Bloc de texte |
..............................

Parents 'coupables', enfants punis !
Autrement dit, ce qu’a souligné cet arrêt de la CEDH, c’est que ce sont les enfants qui sont sanctionnés, pour une fraude à une loi qu’ils n’ont à l’évidence pas commise. « Il est concevable que la France puisse souhaiter décourager ses ressortissants de recourir à l’étranger à une méthode de procréation qu’elle prohibe sur son territoire. Il résulte toutefois (…) que les effets de la non reconnaissance en droit français du lien de filiation entre les enfants ainsi conçus et les parents d’intention ne se limitent pas à la situation de ces derniers, qui seuls ont fait le choix des modalités de procréation que leur reprochent les autorités françaises : ils portent aussi sur celle des enfants eux-mêmes, dont le droit au respect de la vie privée, qui implique que chacun puisse établir la substance de son identité, y compris sa filiation, se trouve significativement affecté. Se pose donc une question grave de compatibilité de cette situation avec l’intérêt supérieur des enfants, dont le respect doit guider toute décision les concernant. »
Peut-on rappeler aux signataires de ce texte qui dénonce cette « industrie de l’enfantement sur commande », qu’une proposition de loi sénatoriale, visait à autoriser et encadrer la gestation pour autrui ? Elle était signée notamment par un ancien Garde des Sceaux dont le nom reste attaché à une des plus grandes lois de la Ve République, Robert Badinter. L’exposé des motifs faisait d’ailleurs clairement allusion au cas traité par la CEDH*. Il mentionnait aussi des cas légaux de mères porteuses, dans le cadre de PMA : « les techniques d'insémination artificielle et de fécondation in vitro permettent en effet à une femme de porter un enfant conçu en dehors de tout rapport charnel, avec les ovocytes d'une autre femme ». Il relativisait l’ampleur de cette prétendue industrie. La proposition ne portait que sur les couples de sexes différents.

..............................

Données fournies |
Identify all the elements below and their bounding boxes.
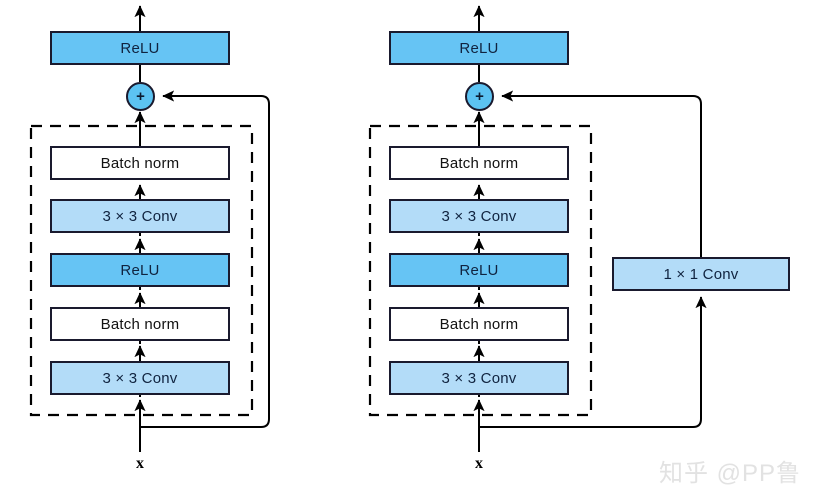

..............................

Consigne | Reprenez le texte sur la gestation pour autrui et l'arrêt de la CEDH à la suite de sa dernière phrase, puis poursuivez-le.

Réponse à l'exercice |
Cette « Lettre au Président de la République » par son outrance – comment oser parler de traite des êtres humains, quand il s’agit comme au Royaume-Uni d’une pratique strictement encadrée avec des mères porteuses volontaires et non rémunérées – vise à interdire tout débat. Peut-on avec Mesdames Michèle André ou Claudine Lepage, voire Najat Vallaud-Belkacem**, qui estimait que « la gestation pour autrui peut constituer un véritable don », penser que la légalisation de la GPA n’est pas une question taboue. Et ne mérite pas d’être traitée de manière aussi caricarurale !
* « L'arrêt de la Cour d'appel de Paris du 25 octobre 2007 qui avait validé la transcription sur les registres de l'état civil français des actes de naissance américains de jumelles nées en Californie en application d'une convention de gestation pour autrui a été récemment cassé par un arrêt de la Cour de cassation du 17 décembre 2008. »
** Sévérement attaquée pour un rapport sur ce sujet, elle a fait depuis machine arrière : à la manoeuvre Jospin déjà...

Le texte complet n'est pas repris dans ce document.